### THE PROBLEM
Filter this data down to the lines that hold "Egyesület", and copy them.

### RECORDED DATA
________________
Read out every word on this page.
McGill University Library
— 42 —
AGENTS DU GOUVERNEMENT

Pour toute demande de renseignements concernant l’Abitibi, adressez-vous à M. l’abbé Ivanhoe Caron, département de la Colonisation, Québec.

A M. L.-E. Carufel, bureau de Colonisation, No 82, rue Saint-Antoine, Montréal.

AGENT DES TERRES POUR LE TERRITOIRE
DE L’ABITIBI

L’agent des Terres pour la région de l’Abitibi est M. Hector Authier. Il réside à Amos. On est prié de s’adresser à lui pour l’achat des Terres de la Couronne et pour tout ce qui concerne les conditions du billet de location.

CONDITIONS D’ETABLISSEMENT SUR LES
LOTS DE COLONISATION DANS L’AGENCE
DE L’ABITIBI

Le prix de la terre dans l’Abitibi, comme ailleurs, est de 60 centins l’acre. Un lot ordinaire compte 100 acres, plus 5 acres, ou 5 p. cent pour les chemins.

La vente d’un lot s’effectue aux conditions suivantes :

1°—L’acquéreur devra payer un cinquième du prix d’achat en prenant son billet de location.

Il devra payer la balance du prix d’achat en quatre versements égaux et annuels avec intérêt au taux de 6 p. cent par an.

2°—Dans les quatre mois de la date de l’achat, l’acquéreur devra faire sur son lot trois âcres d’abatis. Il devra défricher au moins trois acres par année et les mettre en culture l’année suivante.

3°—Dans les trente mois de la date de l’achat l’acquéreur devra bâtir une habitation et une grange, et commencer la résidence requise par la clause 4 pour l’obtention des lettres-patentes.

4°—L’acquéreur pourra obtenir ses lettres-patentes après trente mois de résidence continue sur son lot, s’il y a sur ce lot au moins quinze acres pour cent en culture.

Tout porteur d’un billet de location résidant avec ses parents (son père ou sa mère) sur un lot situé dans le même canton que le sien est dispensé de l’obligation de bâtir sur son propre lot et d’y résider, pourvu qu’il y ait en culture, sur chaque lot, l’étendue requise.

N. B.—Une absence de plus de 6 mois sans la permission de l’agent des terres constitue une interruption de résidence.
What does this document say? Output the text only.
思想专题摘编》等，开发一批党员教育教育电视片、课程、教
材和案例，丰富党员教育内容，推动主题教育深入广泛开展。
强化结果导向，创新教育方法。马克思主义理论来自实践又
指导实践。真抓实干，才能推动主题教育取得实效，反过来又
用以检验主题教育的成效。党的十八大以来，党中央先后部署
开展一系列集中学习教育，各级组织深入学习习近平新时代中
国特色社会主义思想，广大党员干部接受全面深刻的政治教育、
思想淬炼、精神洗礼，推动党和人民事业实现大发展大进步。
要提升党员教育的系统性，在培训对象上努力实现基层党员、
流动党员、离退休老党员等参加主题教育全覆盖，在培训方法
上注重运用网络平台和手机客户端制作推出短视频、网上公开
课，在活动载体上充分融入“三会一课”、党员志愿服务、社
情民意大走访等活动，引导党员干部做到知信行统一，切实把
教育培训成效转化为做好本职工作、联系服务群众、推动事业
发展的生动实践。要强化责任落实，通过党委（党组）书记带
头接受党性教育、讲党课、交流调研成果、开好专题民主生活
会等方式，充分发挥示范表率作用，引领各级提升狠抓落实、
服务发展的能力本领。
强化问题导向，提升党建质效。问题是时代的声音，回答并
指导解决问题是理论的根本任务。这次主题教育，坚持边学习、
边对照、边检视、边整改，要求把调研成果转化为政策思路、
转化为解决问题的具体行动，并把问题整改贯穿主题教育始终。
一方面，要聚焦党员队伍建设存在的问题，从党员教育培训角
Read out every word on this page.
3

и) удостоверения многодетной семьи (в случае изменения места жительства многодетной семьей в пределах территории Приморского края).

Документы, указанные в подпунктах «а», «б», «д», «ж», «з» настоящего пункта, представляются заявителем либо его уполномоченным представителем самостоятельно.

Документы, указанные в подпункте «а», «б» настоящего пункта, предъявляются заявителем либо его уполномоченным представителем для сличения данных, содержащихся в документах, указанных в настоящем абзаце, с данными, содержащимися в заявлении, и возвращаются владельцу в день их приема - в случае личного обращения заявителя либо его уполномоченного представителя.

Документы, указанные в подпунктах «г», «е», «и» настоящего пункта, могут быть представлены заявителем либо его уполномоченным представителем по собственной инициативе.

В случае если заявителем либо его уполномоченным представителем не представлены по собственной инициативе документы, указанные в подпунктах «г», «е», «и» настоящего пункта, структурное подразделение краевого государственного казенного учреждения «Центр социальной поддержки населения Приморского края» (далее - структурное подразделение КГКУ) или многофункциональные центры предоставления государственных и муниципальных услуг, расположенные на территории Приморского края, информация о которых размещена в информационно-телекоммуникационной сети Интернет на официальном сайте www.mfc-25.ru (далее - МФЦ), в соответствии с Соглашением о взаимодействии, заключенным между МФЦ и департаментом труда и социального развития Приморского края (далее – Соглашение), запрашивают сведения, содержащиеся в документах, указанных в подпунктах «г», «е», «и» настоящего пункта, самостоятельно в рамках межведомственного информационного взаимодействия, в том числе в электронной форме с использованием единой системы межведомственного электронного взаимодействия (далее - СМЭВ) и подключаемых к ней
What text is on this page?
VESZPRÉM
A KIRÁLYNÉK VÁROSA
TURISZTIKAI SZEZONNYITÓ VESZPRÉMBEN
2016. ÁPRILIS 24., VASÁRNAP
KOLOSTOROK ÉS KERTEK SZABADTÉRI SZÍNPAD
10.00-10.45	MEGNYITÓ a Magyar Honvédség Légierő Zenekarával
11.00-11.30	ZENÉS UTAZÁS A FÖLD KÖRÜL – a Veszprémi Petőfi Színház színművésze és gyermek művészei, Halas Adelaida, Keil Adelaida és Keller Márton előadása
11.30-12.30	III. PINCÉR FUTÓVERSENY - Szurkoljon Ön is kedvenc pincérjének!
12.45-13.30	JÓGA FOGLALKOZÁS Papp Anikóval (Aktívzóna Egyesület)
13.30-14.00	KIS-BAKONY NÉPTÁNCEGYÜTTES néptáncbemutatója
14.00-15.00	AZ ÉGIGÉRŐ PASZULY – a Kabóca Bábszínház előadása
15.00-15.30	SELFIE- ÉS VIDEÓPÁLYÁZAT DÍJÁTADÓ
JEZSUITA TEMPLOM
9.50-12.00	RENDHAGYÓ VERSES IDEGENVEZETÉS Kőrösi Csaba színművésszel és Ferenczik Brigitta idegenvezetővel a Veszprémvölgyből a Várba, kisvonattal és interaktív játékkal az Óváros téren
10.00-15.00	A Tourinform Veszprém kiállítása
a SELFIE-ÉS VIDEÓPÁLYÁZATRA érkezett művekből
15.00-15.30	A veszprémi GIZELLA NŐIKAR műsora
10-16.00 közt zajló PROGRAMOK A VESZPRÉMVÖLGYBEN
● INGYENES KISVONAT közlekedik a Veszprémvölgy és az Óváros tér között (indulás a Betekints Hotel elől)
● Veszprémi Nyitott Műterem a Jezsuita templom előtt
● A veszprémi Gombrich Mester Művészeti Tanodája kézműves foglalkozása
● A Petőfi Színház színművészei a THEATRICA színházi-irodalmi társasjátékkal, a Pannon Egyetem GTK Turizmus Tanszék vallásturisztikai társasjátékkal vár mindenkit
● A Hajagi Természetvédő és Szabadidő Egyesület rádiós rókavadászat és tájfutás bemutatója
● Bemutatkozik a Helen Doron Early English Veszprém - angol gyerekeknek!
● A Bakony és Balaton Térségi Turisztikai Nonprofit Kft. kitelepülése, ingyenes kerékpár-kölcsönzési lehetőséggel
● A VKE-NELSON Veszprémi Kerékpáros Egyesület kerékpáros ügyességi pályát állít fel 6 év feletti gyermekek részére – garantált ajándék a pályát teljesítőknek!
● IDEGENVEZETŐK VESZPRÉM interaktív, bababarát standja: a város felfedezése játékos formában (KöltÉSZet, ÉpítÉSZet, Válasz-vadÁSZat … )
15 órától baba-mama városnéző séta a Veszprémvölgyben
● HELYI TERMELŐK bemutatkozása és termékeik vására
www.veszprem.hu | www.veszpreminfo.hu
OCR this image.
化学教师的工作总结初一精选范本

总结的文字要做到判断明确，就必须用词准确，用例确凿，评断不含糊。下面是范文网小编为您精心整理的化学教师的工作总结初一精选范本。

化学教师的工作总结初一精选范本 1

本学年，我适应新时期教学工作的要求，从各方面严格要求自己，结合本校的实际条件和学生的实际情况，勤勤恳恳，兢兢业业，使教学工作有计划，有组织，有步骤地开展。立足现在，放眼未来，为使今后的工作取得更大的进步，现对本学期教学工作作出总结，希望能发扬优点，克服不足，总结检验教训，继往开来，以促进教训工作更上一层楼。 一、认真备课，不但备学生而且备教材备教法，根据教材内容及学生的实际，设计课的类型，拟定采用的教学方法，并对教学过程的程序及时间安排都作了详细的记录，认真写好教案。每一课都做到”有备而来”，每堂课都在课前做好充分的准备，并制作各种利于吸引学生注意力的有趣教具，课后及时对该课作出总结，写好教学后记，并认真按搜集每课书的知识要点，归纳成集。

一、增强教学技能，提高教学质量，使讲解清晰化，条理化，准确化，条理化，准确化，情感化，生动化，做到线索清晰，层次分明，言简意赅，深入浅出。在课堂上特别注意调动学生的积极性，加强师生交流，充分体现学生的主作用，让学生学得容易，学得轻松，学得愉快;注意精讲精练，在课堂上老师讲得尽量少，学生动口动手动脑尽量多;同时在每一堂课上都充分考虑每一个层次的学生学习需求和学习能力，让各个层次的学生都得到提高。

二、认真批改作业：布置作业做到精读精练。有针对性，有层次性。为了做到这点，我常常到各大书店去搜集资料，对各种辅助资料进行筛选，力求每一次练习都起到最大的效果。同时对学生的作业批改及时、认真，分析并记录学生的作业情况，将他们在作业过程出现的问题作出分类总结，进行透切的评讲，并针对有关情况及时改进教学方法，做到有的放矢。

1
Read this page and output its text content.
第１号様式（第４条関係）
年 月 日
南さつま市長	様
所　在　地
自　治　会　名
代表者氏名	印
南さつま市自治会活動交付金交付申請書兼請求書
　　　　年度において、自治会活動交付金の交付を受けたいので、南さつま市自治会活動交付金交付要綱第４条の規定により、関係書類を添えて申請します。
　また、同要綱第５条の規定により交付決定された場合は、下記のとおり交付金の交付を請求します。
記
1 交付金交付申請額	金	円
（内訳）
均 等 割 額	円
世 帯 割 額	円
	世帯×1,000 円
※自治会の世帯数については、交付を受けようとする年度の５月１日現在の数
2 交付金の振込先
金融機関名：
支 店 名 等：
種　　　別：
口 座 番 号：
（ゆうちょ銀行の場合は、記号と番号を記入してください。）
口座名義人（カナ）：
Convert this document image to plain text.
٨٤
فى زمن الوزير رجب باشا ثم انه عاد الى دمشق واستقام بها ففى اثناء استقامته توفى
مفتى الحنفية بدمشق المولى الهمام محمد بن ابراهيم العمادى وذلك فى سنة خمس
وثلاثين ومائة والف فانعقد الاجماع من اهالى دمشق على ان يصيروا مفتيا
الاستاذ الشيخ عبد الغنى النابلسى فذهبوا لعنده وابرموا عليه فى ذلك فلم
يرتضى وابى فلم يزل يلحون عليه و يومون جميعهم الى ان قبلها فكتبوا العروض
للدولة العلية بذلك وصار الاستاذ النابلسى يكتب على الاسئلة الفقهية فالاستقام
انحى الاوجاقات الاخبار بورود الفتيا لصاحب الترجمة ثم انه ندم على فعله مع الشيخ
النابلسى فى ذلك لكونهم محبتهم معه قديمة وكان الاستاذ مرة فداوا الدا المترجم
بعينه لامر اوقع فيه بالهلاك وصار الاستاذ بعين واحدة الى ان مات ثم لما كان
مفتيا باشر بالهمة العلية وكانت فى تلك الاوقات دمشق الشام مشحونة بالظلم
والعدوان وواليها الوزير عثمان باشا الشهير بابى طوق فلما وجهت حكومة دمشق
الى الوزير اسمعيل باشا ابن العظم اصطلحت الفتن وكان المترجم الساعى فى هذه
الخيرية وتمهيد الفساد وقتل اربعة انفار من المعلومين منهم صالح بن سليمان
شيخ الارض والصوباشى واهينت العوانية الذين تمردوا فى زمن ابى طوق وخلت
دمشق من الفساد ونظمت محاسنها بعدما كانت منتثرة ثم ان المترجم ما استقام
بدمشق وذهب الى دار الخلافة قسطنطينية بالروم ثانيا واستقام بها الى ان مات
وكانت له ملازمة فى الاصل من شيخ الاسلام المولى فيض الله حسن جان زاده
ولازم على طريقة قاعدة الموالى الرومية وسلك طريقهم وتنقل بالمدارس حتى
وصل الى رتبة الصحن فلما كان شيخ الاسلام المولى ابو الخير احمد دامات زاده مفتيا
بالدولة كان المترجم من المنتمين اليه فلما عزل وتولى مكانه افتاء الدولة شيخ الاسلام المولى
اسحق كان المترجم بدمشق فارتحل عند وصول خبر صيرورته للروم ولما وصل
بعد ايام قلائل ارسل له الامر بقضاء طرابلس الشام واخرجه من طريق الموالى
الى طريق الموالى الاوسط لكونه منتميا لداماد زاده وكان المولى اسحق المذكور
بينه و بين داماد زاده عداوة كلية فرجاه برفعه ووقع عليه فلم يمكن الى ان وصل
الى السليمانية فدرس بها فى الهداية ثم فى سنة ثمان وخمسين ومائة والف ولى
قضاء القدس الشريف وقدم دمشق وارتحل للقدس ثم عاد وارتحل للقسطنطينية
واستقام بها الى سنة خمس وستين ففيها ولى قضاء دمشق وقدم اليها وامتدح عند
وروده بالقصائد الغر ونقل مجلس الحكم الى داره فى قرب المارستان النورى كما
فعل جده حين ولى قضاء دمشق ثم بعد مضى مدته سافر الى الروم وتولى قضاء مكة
________________
### SOLUTION BELOW
12.45-13.30	JÓGA FOGLALKOZÁS Papp Anikóval (Aktívzóna Egyesület)
● A Hajagi Természetvédő és Szabadidő Egyesület rádiós rókavadászat és tájfutás bemutatója
● A VKE-NELSON Veszprémi Kerékpáros Egyesület kerékpáros ügyességi pályát állít fel 6 év feletti gyermekek részére – garantált ajándék a pályát teljesítőknek!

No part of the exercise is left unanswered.